What to do: Gather the lines from the material that contain "this".

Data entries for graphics
↓↓↓

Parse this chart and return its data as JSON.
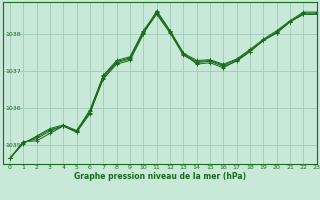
{
  "bg_color": "#c8e8d8",
  "grid_color": "#a0c8b8",
  "line_color": "#1a6b1a",
  "xlabel": "Graphe pression niveau de la mer (hPa)",
  "xlim": [
    -0.5,
    23
  ],
  "ylim": [
    1034.5,
    1038.85
  ],
  "yticks": [
    1035,
    1036,
    1037,
    1038
  ],
  "xticks": [
    0,
    1,
    2,
    3,
    4,
    5,
    6,
    7,
    8,
    9,
    10,
    11,
    12,
    13,
    14,
    15,
    16,
    17,
    18,
    19,
    20,
    21,
    22,
    23
  ],
  "series": [
    [
      1034.65,
      1035.1,
      1035.12,
      1035.32,
      1035.52,
      1035.38,
      1035.88,
      1036.78,
      1037.18,
      1037.28,
      1037.98,
      1038.62,
      1038.08,
      1037.48,
      1037.18,
      1037.22,
      1037.08,
      1037.28,
      1037.52,
      1037.82,
      1038.02,
      1038.32,
      1038.52,
      1038.52
    ],
    [
      1034.65,
      1035.08,
      1035.18,
      1035.38,
      1035.52,
      1035.35,
      1035.85,
      1036.82,
      1037.22,
      1037.32,
      1038.02,
      1038.52,
      1038.02,
      1037.42,
      1037.22,
      1037.26,
      1037.12,
      1037.26,
      1037.52,
      1037.82,
      1038.02,
      1038.32,
      1038.52,
      1038.52
    ],
    [
      1034.65,
      1035.06,
      1035.22,
      1035.42,
      1035.52,
      1035.37,
      1035.92,
      1036.85,
      1037.25,
      1037.35,
      1038.05,
      1038.55,
      1038.05,
      1037.45,
      1037.25,
      1037.28,
      1037.15,
      1037.3,
      1037.55,
      1037.82,
      1038.05,
      1038.32,
      1038.55,
      1038.55
    ],
    [
      1034.65,
      1035.05,
      1035.25,
      1035.45,
      1035.55,
      1035.4,
      1035.95,
      1036.88,
      1037.28,
      1037.38,
      1038.08,
      1038.58,
      1038.08,
      1037.48,
      1037.28,
      1037.3,
      1037.18,
      1037.32,
      1037.58,
      1037.85,
      1038.08,
      1038.35,
      1038.58,
      1038.58
    ]
  ]
}
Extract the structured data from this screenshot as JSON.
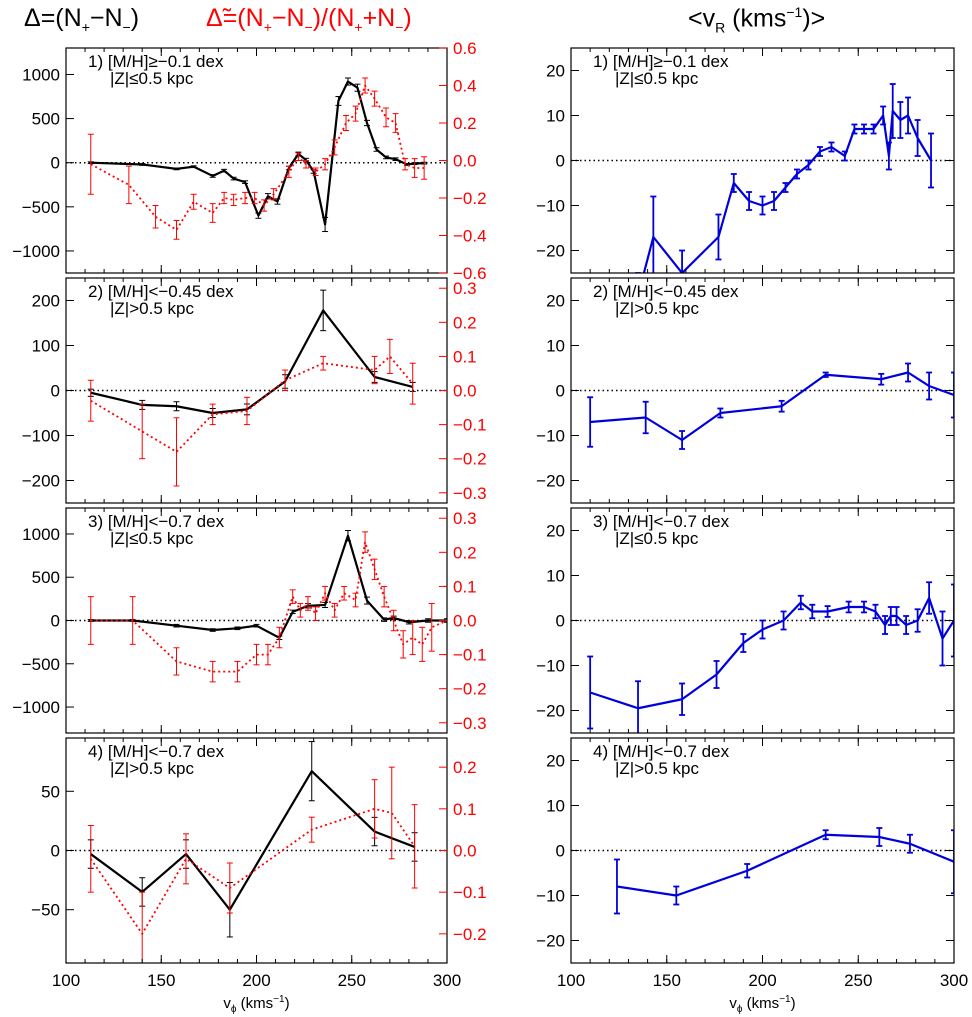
{
  "headers": {
    "delta_prefix": "Δ=(N",
    "delta_plus": "+",
    "delta_mid": "−N",
    "delta_minus": "−",
    "delta_end": ")",
    "tilde_prefix": "Δ̃=(N",
    "tilde_plus": "+",
    "tilde_mid1": "−N",
    "tilde_minus": "−",
    "tilde_mid2": ")/(N",
    "tilde_plus2": "+",
    "tilde_mid3": "+N",
    "tilde_minus2": "−",
    "tilde_end": ")",
    "vr_prefix": "<v",
    "vr_sub": "R",
    "vr_mid": " (kms",
    "vr_sup": "−1",
    "vr_end": ")>"
  },
  "colors": {
    "black": "#000000",
    "red": "#ff0000",
    "blue": "#0000dd"
  },
  "chart_data": [
    {
      "type": "line",
      "panel": "left-1",
      "label_line1": "1) [M/H]≥−0.1 dex",
      "label_line2": "|Z|≤0.5 kpc",
      "xlim": [
        100,
        300
      ],
      "ylim": [
        -1250,
        1300
      ],
      "yticks": [
        -1000,
        -500,
        0,
        500,
        1000
      ],
      "y2lim": [
        -0.6,
        0.6
      ],
      "y2ticks": [
        -0.6,
        -0.4,
        -0.2,
        0.0,
        0.2,
        0.4,
        0.6
      ],
      "xticks": [
        100,
        150,
        200,
        250,
        300
      ],
      "series": [
        {
          "axis": "left",
          "color": "black",
          "x": [
            113,
            140,
            158,
            167,
            177,
            183,
            188,
            194,
            201,
            206,
            211,
            217,
            222,
            226,
            230,
            236,
            243,
            248,
            253,
            258,
            263,
            268,
            273,
            279,
            283,
            288
          ],
          "y": [
            0,
            -20,
            -70,
            -45,
            -150,
            -90,
            -180,
            -220,
            -600,
            -380,
            -440,
            -60,
            100,
            30,
            -100,
            -700,
            700,
            920,
            850,
            450,
            150,
            60,
            40,
            -20,
            -10,
            -5
          ],
          "err": [
            10,
            10,
            10,
            10,
            15,
            15,
            15,
            15,
            30,
            30,
            30,
            20,
            20,
            20,
            20,
            80,
            50,
            40,
            40,
            30,
            20,
            15,
            15,
            10,
            10,
            10
          ]
        },
        {
          "axis": "right",
          "color": "red",
          "x": [
            113,
            133,
            147,
            158,
            167,
            177,
            183,
            188,
            194,
            199,
            204,
            209,
            217,
            222,
            226,
            231,
            236,
            241,
            247,
            252,
            257,
            262,
            268,
            273,
            278,
            283,
            288
          ],
          "y": [
            -0.02,
            -0.13,
            -0.3,
            -0.37,
            -0.22,
            -0.28,
            -0.2,
            -0.21,
            -0.2,
            -0.2,
            -0.24,
            -0.18,
            -0.06,
            0.02,
            -0.02,
            -0.06,
            -0.02,
            0.07,
            0.2,
            0.25,
            0.4,
            0.33,
            0.23,
            0.2,
            -0.02,
            -0.04,
            -0.04
          ],
          "err": [
            0.16,
            0.1,
            0.06,
            0.05,
            0.04,
            0.05,
            0.03,
            0.03,
            0.03,
            0.03,
            0.03,
            0.03,
            0.03,
            0.02,
            0.02,
            0.02,
            0.03,
            0.04,
            0.04,
            0.04,
            0.04,
            0.04,
            0.05,
            0.05,
            0.03,
            0.05,
            0.06
          ]
        }
      ]
    },
    {
      "type": "line",
      "panel": "left-2",
      "label_line1": "2) [M/H]<−0.45 dex",
      "label_line2": "|Z|>0.5 kpc",
      "xlim": [
        100,
        300
      ],
      "ylim": [
        -250,
        250
      ],
      "yticks": [
        -200,
        -100,
        0,
        100,
        200
      ],
      "y2lim": [
        -0.33,
        0.33
      ],
      "y2ticks": [
        -0.3,
        -0.2,
        -0.1,
        0.0,
        0.1,
        0.2,
        0.3
      ],
      "xticks": [
        100,
        150,
        200,
        250,
        300
      ],
      "series": [
        {
          "axis": "left",
          "color": "black",
          "x": [
            113,
            140,
            158,
            177,
            195,
            215,
            235,
            262,
            282
          ],
          "y": [
            -5,
            -32,
            -35,
            -50,
            -42,
            20,
            178,
            30,
            8
          ],
          "err": [
            8,
            10,
            10,
            10,
            12,
            15,
            45,
            12,
            10
          ]
        },
        {
          "axis": "right",
          "color": "red",
          "x": [
            113,
            140,
            158,
            177,
            195,
            215,
            235,
            262,
            270,
            282
          ],
          "y": [
            -0.03,
            -0.12,
            -0.18,
            -0.07,
            -0.06,
            0.03,
            0.08,
            0.06,
            0.1,
            0.02
          ],
          "err": [
            0.06,
            0.08,
            0.1,
            0.03,
            0.04,
            0.03,
            0.02,
            0.04,
            0.05,
            0.06
          ]
        }
      ]
    },
    {
      "type": "line",
      "panel": "left-3",
      "label_line1": "3) [M/H]<−0.7 dex",
      "label_line2": "|Z|≤0.5 kpc",
      "xlim": [
        100,
        300
      ],
      "ylim": [
        -1300,
        1300
      ],
      "yticks": [
        -1000,
        -500,
        0,
        500,
        1000
      ],
      "y2lim": [
        -0.33,
        0.33
      ],
      "y2ticks": [
        -0.3,
        -0.2,
        -0.1,
        0.0,
        0.1,
        0.2,
        0.3
      ],
      "xticks": [
        100,
        150,
        200,
        250,
        300
      ],
      "series": [
        {
          "axis": "left",
          "color": "black",
          "x": [
            113,
            135,
            158,
            177,
            190,
            200,
            212,
            219,
            227,
            236,
            248,
            258,
            267,
            272,
            280,
            290,
            300
          ],
          "y": [
            0,
            0,
            -60,
            -110,
            -90,
            -60,
            -200,
            100,
            170,
            180,
            980,
            230,
            10,
            30,
            -20,
            0,
            0
          ],
          "err": [
            10,
            10,
            15,
            15,
            15,
            15,
            20,
            20,
            25,
            30,
            60,
            40,
            20,
            20,
            20,
            20,
            20
          ]
        },
        {
          "axis": "right",
          "color": "red",
          "x": [
            113,
            135,
            158,
            177,
            190,
            200,
            206,
            212,
            219,
            223,
            227,
            231,
            236,
            241,
            246,
            252,
            257,
            262,
            267,
            272,
            277,
            282,
            287,
            292,
            300
          ],
          "y": [
            0,
            0,
            -0.12,
            -0.15,
            -0.15,
            -0.1,
            -0.1,
            -0.05,
            0.07,
            0.03,
            0.05,
            0.02,
            0.08,
            0.03,
            0.08,
            0.06,
            0.23,
            0.15,
            0.07,
            0.0,
            -0.07,
            -0.05,
            -0.07,
            -0.02,
            0.0
          ],
          "err": [
            0.07,
            0.07,
            0.04,
            0.03,
            0.03,
            0.03,
            0.03,
            0.03,
            0.02,
            0.02,
            0.02,
            0.02,
            0.02,
            0.02,
            0.02,
            0.02,
            0.03,
            0.03,
            0.03,
            0.03,
            0.04,
            0.05,
            0.05,
            0.07,
            0.1
          ]
        }
      ]
    },
    {
      "type": "line",
      "panel": "left-4",
      "label_line1": "4) [M/H]<−0.7 dex",
      "label_line2": "|Z|>0.5 kpc",
      "xlim": [
        100,
        300
      ],
      "ylim": [
        -95,
        95
      ],
      "yticks": [
        -50,
        0,
        50
      ],
      "y2lim": [
        -0.27,
        0.27
      ],
      "y2ticks": [
        -0.2,
        -0.1,
        0.0,
        0.1,
        0.2
      ],
      "xticks": [
        100,
        150,
        200,
        250,
        300
      ],
      "xlabel": "v",
      "xlabel_sub": "ϕ",
      "xlabel_unit": " (kms",
      "xlabel_sup": "−1",
      "xlabel_end": ")",
      "series": [
        {
          "axis": "left",
          "color": "black",
          "x": [
            113,
            140,
            163,
            186,
            229,
            262,
            283
          ],
          "y": [
            -3,
            -35,
            -3,
            -50,
            67,
            16,
            3
          ],
          "err": [
            12,
            12,
            12,
            23,
            25,
            12,
            12
          ]
        },
        {
          "axis": "right",
          "color": "red",
          "x": [
            113,
            140,
            163,
            186,
            229,
            262,
            271,
            283
          ],
          "y": [
            -0.02,
            -0.2,
            -0.02,
            -0.09,
            0.05,
            0.1,
            0.09,
            0.01
          ],
          "err": [
            0.08,
            0.1,
            0.06,
            0.06,
            0.03,
            0.07,
            0.11,
            0.1
          ]
        }
      ]
    },
    {
      "type": "line",
      "panel": "right-1",
      "label_line1": "1) [M/H]≥−0.1 dex",
      "label_line2": "|Z|≤0.5 kpc",
      "xlim": [
        100,
        300
      ],
      "ylim": [
        -25,
        25
      ],
      "yticks": [
        -20,
        -10,
        0,
        10,
        20
      ],
      "xticks": [
        100,
        150,
        200,
        250,
        300
      ],
      "series": [
        {
          "axis": "left",
          "color": "blue",
          "x": [
            135,
            143,
            158,
            177,
            185,
            193,
            200,
            206,
            212,
            218,
            224,
            230,
            236,
            243,
            248,
            253,
            258,
            263,
            266,
            268,
            272,
            276,
            281,
            288
          ],
          "y": [
            -30,
            -17,
            -25,
            -17,
            -5,
            -9,
            -10,
            -9,
            -6,
            -3,
            -1,
            2,
            3,
            1,
            7,
            7,
            7,
            10,
            1,
            11,
            9,
            10,
            5,
            0
          ],
          "err": [
            5,
            9,
            5,
            5,
            2,
            2,
            2,
            2,
            1,
            1,
            1,
            1,
            1,
            1,
            1,
            1,
            1,
            2,
            3,
            6,
            4,
            4,
            4,
            6
          ]
        }
      ]
    },
    {
      "type": "line",
      "panel": "right-2",
      "label_line1": "2) [M/H]<−0.45 dex",
      "label_line2": "|Z|>0.5 kpc",
      "xlim": [
        100,
        300
      ],
      "ylim": [
        -25,
        25
      ],
      "yticks": [
        -20,
        -10,
        0,
        10,
        20
      ],
      "xticks": [
        100,
        150,
        200,
        250,
        300
      ],
      "series": [
        {
          "axis": "left",
          "color": "blue",
          "x": [
            110,
            139,
            158,
            178,
            210,
            233,
            262,
            276,
            287,
            300
          ],
          "y": [
            -7,
            -6,
            -11,
            -5,
            -3.5,
            3.5,
            2.5,
            4,
            1,
            -1
          ],
          "err": [
            5.5,
            3.5,
            2,
            1,
            1.2,
            0.5,
            1.2,
            2,
            3,
            5
          ]
        }
      ]
    },
    {
      "type": "line",
      "panel": "right-3",
      "label_line1": "3) [M/H]<−0.7 dex",
      "label_line2": "|Z|≤0.5 kpc",
      "xlim": [
        100,
        300
      ],
      "ylim": [
        -25,
        25
      ],
      "yticks": [
        -20,
        -10,
        0,
        10,
        20
      ],
      "xticks": [
        100,
        150,
        200,
        250,
        300
      ],
      "series": [
        {
          "axis": "left",
          "color": "blue",
          "x": [
            110,
            135,
            158,
            176,
            190,
            200,
            211,
            220,
            226,
            234,
            245,
            253,
            259,
            264,
            267,
            270,
            275,
            281,
            287,
            294,
            300
          ],
          "y": [
            -16,
            -19.5,
            -17.5,
            -12,
            -5,
            -2,
            0,
            4,
            2,
            2,
            3,
            3,
            2,
            -1,
            1,
            1,
            -1,
            0,
            5,
            -4,
            0
          ],
          "err": [
            8,
            6,
            3.5,
            3,
            2,
            2,
            2,
            1.5,
            1.5,
            1.2,
            1.2,
            1.2,
            1.5,
            2,
            2,
            2,
            2,
            2.5,
            3.5,
            6,
            8
          ]
        }
      ]
    },
    {
      "type": "line",
      "panel": "right-4",
      "label_line1": "4) [M/H]<−0.7 dex",
      "label_line2": "|Z|>0.5 kpc",
      "xlim": [
        100,
        300
      ],
      "ylim": [
        -25,
        25
      ],
      "yticks": [
        -20,
        -10,
        0,
        10,
        20
      ],
      "xticks": [
        100,
        150,
        200,
        250,
        300
      ],
      "xlabel": "v",
      "xlabel_sub": "ϕ",
      "xlabel_unit": " (kms",
      "xlabel_sup": "−1",
      "xlabel_end": ")",
      "series": [
        {
          "axis": "left",
          "color": "blue",
          "x": [
            124,
            155,
            192,
            233,
            261,
            277,
            300
          ],
          "y": [
            -8,
            -10,
            -4.5,
            3.5,
            3,
            1.5,
            -2.5
          ],
          "err": [
            6,
            2,
            1.5,
            1,
            2,
            2,
            7
          ]
        }
      ]
    }
  ]
}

↑↑↑

Full answer:
Parse this chart and return its data as JSON.
Extract the structured data from this screenshot as JSON.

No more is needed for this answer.